**WRITTEN PROBLEM**
Count the lines below that contain the word "parcely", and reply with that number alone.

Saved data entries:
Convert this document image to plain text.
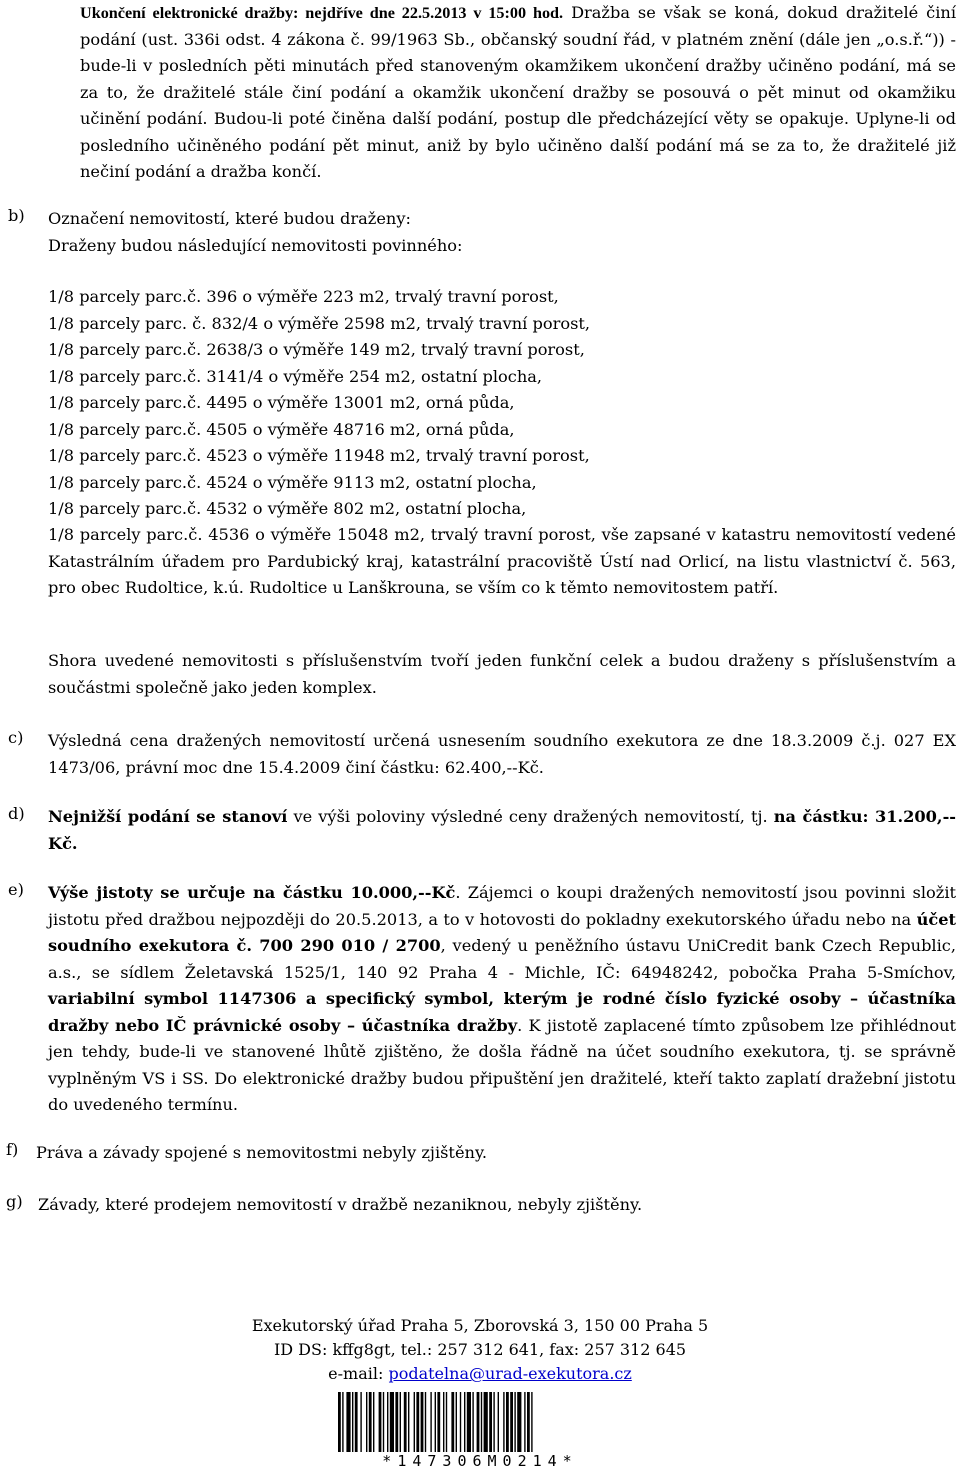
Ukončení elektronické dražby: nejdříve dne 22.5.2013 v 15:00 hod. Dražba se však se koná, dokud dražitelé činí podání (ust. 336i odst. 4 zákona č. 99/1963 Sb., občanský soudní řád, v platném znění (dále jen „o.s.ř.“)) - bude-li v posledních pěti minutách před stanoveným okamžikem ukončení dražby učiněno podání, má se za to, že dražitelé stále činí podání a okamžik ukončení dražby se posouvá o pět minut od okamžiku učinění podání. Budou-li poté činěna další podání, postup dle předcházející věty se opakuje. Uplyne-li od posledního učiněného podání pět minut, aniž by bylo učiněno další podání má se za to, že dražitelé již nečiní podání a dražba končí.
b) Označení nemovitostí, které budou draženy:
Draženy budou následující nemovitosti povinného:
1/8 parcely parc.č. 396 o výměře 223 m2, trvalý travní porost,
1/8 parcely parc. č. 832/4 o výměře 2598 m2, trvalý travní porost,
1/8 parcely parc.č. 2638/3 o výměře 149 m2, trvalý travní porost,
1/8 parcely parc.č. 3141/4 o výměře 254 m2, ostatní plocha,
1/8 parcely parc.č. 4495 o výměře 13001 m2, orná půda,
1/8 parcely parc.č. 4505 o výměře 48716 m2, orná půda,
1/8 parcely parc.č. 4523 o výměře 11948 m2, trvalý travní porost,
1/8 parcely parc.č. 4524 o výměře 9113 m2, ostatní plocha,
1/8 parcely parc.č. 4532 o výměře 802 m2, ostatní plocha,
1/8 parcely parc.č. 4536 o výměře 15048 m2, trvalý travní porost, vše zapsané v katastru nemovitostí vedené Katastrálním úřadem pro Pardubický kraj, katastrální pracoviště Ústí nad Orlicí, na listu vlastnictví č. 563, pro obec Rudoltice, k.ú. Rudoltice u Lanškrouna, se vším co k těmto nemovitostem patří.
Shora uvedené nemovitosti s příslušenstvím tvoří jeden funkční celek a budou draženy s příslušenstvím a součástmi společně jako jeden komplex.
c) Výsledná cena dražených nemovitostí určená usnesením soudního exekutora ze dne 18.3.2009 č.j. 027 EX 1473/06, právní moc dne 15.4.2009 činí částku: 62.400,--Kč.
d) Nejnižší podání se stanoví ve výši poloviny výsledné ceny dražených nemovitostí, tj. na částku: 31.200,--Kč.
e) Výše jistoty se určuje na částku 10.000,--Kč. Zájemci o koupi dražených nemovitostí jsou povinni složit jistotu před dražbou nejpozději do 20.5.2013, a to v hotovosti do pokladny exekutorského úřadu nebo na účet soudního exekutora č. 700 290 010 / 2700, vedený u peněžního ústavu UniCredit bank Czech Republic, a.s., se sídlem Želetavská 1525/1, 140 92 Praha 4 - Michle, IČ: 64948242, pobočka Praha 5-Smíchov, variabilní symbol 1147306 a specifický symbol, kterým je rodné číslo fyzické osoby – účastníka dražby nebo IČ právnické osoby – účastníka dražby. K jistotě zaplacené tímto způsobem lze přihlédnout jen tehdy, bude-li ve stanovené lhůtě zjištěno, že došla řádně na účet soudního exekutora, tj. se správně vyplněným VS i SS. Do elektronické dražby budou připuštění jen dražitelé, kteří takto zaplatí dražební jistotu do uvedeného termínu.
f) Práva a závady spojené s nemovitostmi nebyly zjištěny.
g) Závady, které prodejem nemovitostí v dražbě nezaniknou, nebyly zjištěny.
Exekutorský úřad Praha 5, Zborovská 3, 150 00 Praha 5
ID DS: kffg8gt, tel.: 257 312 641, fax: 257 312 645
e-mail: podatelna@urad-exekutora.cz
*147306M0214*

**TASK RESULT**
10